◆ Exercise goal
Using the data below, repeat all of it precisely.

◆ Listed entries
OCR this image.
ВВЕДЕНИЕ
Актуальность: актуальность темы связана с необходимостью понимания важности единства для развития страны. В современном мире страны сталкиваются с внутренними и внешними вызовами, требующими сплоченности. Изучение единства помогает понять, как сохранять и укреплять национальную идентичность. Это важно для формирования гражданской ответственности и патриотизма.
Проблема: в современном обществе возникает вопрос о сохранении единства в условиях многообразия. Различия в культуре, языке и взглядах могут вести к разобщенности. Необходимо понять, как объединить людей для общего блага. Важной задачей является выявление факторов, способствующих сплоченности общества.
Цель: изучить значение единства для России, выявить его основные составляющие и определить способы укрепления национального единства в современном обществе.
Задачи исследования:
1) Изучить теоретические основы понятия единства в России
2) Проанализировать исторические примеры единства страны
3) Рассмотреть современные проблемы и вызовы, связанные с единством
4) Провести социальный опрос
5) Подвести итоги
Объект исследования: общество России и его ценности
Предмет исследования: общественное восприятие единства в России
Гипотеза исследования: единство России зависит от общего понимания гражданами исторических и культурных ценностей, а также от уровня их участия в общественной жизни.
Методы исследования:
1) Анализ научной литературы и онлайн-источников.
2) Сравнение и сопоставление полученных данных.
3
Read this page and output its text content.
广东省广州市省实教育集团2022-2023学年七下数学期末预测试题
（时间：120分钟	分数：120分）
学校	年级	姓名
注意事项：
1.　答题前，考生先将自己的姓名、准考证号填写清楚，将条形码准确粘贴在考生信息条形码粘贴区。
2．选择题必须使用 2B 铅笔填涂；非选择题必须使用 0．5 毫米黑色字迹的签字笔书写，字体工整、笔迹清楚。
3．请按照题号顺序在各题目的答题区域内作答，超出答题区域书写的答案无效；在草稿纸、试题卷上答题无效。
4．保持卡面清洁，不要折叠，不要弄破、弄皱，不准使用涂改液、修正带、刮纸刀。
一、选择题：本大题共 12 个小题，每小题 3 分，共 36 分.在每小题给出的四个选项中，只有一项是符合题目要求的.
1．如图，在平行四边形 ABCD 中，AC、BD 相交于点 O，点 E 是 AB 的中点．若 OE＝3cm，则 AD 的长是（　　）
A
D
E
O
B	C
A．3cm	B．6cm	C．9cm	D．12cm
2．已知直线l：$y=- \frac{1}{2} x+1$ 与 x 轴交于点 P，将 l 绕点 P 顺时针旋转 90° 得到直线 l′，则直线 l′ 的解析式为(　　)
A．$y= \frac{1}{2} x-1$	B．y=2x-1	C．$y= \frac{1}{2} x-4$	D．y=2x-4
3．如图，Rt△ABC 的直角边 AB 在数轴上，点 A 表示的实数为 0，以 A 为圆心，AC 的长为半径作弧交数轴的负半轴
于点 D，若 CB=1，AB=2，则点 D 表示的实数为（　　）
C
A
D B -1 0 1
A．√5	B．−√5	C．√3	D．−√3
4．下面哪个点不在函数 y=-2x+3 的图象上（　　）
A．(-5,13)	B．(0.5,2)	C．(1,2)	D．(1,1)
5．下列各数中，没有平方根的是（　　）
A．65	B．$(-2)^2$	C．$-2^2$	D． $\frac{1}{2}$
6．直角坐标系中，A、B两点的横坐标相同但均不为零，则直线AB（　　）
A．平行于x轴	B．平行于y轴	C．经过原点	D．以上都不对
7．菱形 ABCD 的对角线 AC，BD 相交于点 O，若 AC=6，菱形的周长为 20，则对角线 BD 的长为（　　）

◆ Solved problem
OCR this image.
ВВЕДЕНИЕ
Актуальность: актуальность темы связана с необходимостью понимания важности единства для развития страны. В современном мире страны сталкиваются с внутренними и внешними вызовами, требующими сплоченности. Изучение единства помогает понять, как сохранять и укреплять национальную идентичность. Это важно для формирования гражданской ответственности и патриотизма.
Проблема: в современном обществе возникает вопрос о сохранении единства в условиях многообразия. Различия в культуре, языке и взглядах могут вести к разобщенности. Необходимо понять, как объединить людей для общего блага. Важной задачей является выявление факторов, способствующих сплоченности общества.
Цель: изучить значение единства для России, выявить его основные составляющие и определить способы укрепления национального единства в современном обществе.
Задачи исследования:
1) Изучить теоретические основы понятия единства в России
2) Проанализировать исторические примеры единства страны
3) Рассмотреть современные проблемы и вызовы, связанные с единством
4) Провести социальный опрос
5) Подвести итоги
Объект исследования: общество России и его ценности
Предмет исследования: общественное восприятие единства в России
Гипотеза исследования: единство России зависит от общего понимания гражданами исторических и культурных ценностей, а также от уровня их участия в общественной жизни.
Методы исследования:
1) Анализ научной литературы и онлайн-источников.
2) Сравнение и сопоставление полученных данных.
3
Read this page and output its text content.
广东省广州市省实教育集团2022-2023学年七下数学期末预测试题
（时间：120分钟	分数：120分）
学校	年级	姓名
注意事项：
1.　答题前，考生先将自己的姓名、准考证号填写清楚，将条形码准确粘贴在考生信息条形码粘贴区。
2．选择题必须使用 2B 铅笔填涂；非选择题必须使用 0．5 毫米黑色字迹的签字笔书写，字体工整、笔迹清楚。
3．请按照题号顺序在各题目的答题区域内作答，超出答题区域书写的答案无效；在草稿纸、试题卷上答题无效。
4．保持卡面清洁，不要折叠，不要弄破、弄皱，不准使用涂改液、修正带、刮纸刀。
一、选择题：本大题共 12 个小题，每小题 3 分，共 36 分.在每小题给出的四个选项中，只有一项是符合题目要求的.
1．如图，在平行四边形 ABCD 中，AC、BD 相交于点 O，点 E 是 AB 的中点．若 OE＝3cm，则 AD 的长是（　　）
A
D
E
O
B	C
A．3cm	B．6cm	C．9cm	D．12cm
2．已知直线l：$y=- \frac{1}{2} x+1$ 与 x 轴交于点 P，将 l 绕点 P 顺时针旋转 90° 得到直线 l′，则直线 l′ 的解析式为(　　)
A．$y= \frac{1}{2} x-1$	B．y=2x-1	C．$y= \frac{1}{2} x-4$	D．y=2x-4
3．如图，Rt△ABC 的直角边 AB 在数轴上，点 A 表示的实数为 0，以 A 为圆心，AC 的长为半径作弧交数轴的负半轴
于点 D，若 CB=1，AB=2，则点 D 表示的实数为（　　）
C
A
D B -1 0 1
A．√5	B．−√5	C．√3	D．−√3
4．下面哪个点不在函数 y=-2x+3 的图象上（　　）
A．(-5,13)	B．(0.5,2)	C．(1,2)	D．(1,1)
5．下列各数中，没有平方根的是（　　）
A．65	B．$(-2)^2$	C．$-2^2$	D． $\frac{1}{2}$
6．直角坐标系中，A、B两点的横坐标相同但均不为零，则直线AB（　　）
A．平行于x轴	B．平行于y轴	C．经过原点	D．以上都不对
7．菱形 ABCD 的对角线 AC，BD 相交于点 O，若 AC=6，菱形的周长为 20，则对角线 BD 的长为（　　）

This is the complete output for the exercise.